***** Data for processing

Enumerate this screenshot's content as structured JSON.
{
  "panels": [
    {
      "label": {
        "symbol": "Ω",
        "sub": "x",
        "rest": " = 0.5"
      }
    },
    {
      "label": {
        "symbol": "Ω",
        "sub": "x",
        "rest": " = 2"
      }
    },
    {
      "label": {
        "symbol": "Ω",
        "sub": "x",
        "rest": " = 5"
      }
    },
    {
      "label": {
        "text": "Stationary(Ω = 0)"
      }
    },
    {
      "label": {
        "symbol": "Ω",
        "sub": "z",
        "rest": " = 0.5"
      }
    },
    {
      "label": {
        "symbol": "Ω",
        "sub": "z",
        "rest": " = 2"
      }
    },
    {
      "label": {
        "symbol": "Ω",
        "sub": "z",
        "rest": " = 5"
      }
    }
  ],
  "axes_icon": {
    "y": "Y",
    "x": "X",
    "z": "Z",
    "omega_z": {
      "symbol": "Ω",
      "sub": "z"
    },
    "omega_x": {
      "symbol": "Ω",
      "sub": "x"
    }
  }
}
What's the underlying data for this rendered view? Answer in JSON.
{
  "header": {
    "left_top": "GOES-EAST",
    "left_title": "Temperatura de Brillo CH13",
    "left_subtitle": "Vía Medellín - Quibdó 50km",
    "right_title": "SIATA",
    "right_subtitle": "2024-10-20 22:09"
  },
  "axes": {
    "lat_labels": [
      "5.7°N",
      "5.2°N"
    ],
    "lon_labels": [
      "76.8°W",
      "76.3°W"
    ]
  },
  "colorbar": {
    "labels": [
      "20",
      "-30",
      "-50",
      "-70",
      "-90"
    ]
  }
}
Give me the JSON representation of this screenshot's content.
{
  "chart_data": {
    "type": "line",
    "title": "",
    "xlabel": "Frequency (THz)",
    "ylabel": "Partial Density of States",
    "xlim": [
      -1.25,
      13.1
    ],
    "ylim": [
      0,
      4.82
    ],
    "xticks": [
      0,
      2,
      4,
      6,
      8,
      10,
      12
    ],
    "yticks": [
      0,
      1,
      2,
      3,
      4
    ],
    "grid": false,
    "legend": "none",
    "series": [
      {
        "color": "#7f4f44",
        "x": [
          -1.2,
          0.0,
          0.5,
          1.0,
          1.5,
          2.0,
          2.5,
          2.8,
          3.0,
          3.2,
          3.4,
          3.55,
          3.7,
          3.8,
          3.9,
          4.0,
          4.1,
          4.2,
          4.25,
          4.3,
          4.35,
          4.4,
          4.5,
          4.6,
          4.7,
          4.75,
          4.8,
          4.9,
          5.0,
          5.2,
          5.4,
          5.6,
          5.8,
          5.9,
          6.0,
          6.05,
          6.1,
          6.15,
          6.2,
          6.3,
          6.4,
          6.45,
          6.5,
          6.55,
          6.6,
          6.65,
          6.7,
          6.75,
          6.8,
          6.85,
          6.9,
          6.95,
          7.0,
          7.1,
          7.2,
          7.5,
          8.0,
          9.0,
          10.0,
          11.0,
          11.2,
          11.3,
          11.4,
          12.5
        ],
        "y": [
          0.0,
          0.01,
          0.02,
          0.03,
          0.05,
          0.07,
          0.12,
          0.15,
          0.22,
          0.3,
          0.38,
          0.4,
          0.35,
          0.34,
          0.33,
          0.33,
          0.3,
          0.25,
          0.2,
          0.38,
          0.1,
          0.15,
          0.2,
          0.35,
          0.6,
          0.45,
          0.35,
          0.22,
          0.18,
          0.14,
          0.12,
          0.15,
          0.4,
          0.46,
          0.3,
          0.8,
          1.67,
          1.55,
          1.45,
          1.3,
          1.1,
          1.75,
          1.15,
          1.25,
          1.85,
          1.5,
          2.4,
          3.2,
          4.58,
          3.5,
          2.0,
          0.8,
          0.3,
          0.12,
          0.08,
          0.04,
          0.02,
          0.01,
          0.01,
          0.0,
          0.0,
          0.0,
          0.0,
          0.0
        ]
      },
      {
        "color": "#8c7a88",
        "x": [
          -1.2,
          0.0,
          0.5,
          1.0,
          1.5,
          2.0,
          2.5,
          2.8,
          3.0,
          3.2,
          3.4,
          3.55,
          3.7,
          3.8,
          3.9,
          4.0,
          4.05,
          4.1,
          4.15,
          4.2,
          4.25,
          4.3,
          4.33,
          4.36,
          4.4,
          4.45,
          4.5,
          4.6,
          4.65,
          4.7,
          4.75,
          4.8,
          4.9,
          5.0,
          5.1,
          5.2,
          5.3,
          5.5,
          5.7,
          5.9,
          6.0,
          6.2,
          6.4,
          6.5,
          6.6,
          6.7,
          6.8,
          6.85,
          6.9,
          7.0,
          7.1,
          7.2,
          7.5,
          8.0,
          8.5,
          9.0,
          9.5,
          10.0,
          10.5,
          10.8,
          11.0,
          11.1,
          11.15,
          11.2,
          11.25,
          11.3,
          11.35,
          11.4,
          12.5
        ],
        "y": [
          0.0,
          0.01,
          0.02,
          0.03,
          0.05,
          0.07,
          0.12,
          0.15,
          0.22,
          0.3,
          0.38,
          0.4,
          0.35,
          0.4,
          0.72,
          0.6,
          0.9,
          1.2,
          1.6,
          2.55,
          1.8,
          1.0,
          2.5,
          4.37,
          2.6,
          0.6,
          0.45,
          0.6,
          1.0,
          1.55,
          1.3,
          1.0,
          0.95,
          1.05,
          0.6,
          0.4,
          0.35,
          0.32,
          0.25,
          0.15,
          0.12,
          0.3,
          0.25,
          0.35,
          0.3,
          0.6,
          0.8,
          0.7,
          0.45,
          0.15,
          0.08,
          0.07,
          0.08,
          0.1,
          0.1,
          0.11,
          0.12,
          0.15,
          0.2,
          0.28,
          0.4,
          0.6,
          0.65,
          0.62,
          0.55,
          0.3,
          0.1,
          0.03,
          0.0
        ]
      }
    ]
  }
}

**********

Work instructions
From the data above, work out how many lines hold "content". Answer with the number alone.

Output of the task
2